PROBLEM REQUIREMENTS
Write the records out again, precisely as they stand.
===
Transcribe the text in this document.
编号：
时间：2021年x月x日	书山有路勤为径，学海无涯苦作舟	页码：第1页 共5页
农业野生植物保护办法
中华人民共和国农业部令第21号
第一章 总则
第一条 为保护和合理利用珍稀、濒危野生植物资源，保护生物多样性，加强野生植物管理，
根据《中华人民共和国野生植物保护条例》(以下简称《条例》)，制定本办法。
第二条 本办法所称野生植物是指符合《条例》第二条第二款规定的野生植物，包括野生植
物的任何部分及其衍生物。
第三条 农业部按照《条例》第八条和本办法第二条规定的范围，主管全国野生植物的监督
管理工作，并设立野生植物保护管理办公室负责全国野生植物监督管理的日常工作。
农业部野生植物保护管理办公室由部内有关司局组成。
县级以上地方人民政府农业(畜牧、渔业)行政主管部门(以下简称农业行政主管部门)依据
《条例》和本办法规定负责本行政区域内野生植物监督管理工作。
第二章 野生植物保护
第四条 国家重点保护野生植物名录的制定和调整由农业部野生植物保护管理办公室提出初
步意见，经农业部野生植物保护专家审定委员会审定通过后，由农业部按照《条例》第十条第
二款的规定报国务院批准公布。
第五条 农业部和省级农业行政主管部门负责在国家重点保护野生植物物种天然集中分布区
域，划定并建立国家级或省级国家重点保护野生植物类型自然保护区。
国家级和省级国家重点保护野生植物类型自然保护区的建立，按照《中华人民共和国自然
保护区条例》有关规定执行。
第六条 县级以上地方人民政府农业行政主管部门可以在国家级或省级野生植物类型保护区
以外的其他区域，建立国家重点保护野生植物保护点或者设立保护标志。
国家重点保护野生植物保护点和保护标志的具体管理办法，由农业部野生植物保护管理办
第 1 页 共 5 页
===
EXERCISE SOLUTION
Transcribe the text in this document.
编号：
时间：2021年x月x日	书山有路勤为径，学海无涯苦作舟	页码：第1页 共5页
农业野生植物保护办法
中华人民共和国农业部令第21号
第一章 总则
第一条 为保护和合理利用珍稀、濒危野生植物资源，保护生物多样性，加强野生植物管理，
根据《中华人民共和国野生植物保护条例》(以下简称《条例》)，制定本办法。
第二条 本办法所称野生植物是指符合《条例》第二条第二款规定的野生植物，包括野生植
物的任何部分及其衍生物。
第三条 农业部按照《条例》第八条和本办法第二条规定的范围，主管全国野生植物的监督
管理工作，并设立野生植物保护管理办公室负责全国野生植物监督管理的日常工作。
农业部野生植物保护管理办公室由部内有关司局组成。
县级以上地方人民政府农业(畜牧、渔业)行政主管部门(以下简称农业行政主管部门)依据
《条例》和本办法规定负责本行政区域内野生植物监督管理工作。
第二章 野生植物保护
第四条 国家重点保护野生植物名录的制定和调整由农业部野生植物保护管理办公室提出初
步意见，经农业部野生植物保护专家审定委员会审定通过后，由农业部按照《条例》第十条第
二款的规定报国务院批准公布。
第五条 农业部和省级农业行政主管部门负责在国家重点保护野生植物物种天然集中分布区
域，划定并建立国家级或省级国家重点保护野生植物类型自然保护区。
国家级和省级国家重点保护野生植物类型自然保护区的建立，按照《中华人民共和国自然
保护区条例》有关规定执行。
第六条 县级以上地方人民政府农业行政主管部门可以在国家级或省级野生植物类型保护区
以外的其他区域，建立国家重点保护野生植物保护点或者设立保护标志。
国家重点保护野生植物保护点和保护标志的具体管理办法，由农业部野生植物保护管理办
第 1 页 共 5 页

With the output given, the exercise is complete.